Dataset items
━━━━━━
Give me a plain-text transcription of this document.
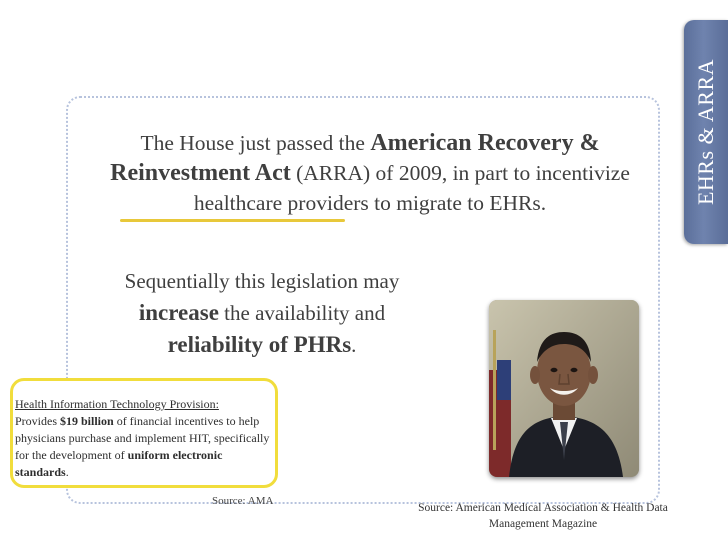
EHRs & ARRA
The House just passed the American Recovery & Reinvestment Act (ARRA) of 2009, in part to incentivize healthcare providers to migrate to EHRs.
Sequentially this legislation may increase the availability and reliability of PHRs.
Health Information Technology Provision:
Provides $19 billion of financial incentives to help physicians purchase and implement HIT, specifically for the development of uniform electronic standards.
Source: AMA
Source: American Medical Association & Health Data Management Magazine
━━━━━━
» **What the exercise asks**
Using the records above, gather all lines where the string "EHRs" is present.

» **Complete response**
EHRs & ARRA
The House just passed the American Recovery & Reinvestment Act (ARRA) of 2009, in part to incentivize healthcare providers to migrate to EHRs.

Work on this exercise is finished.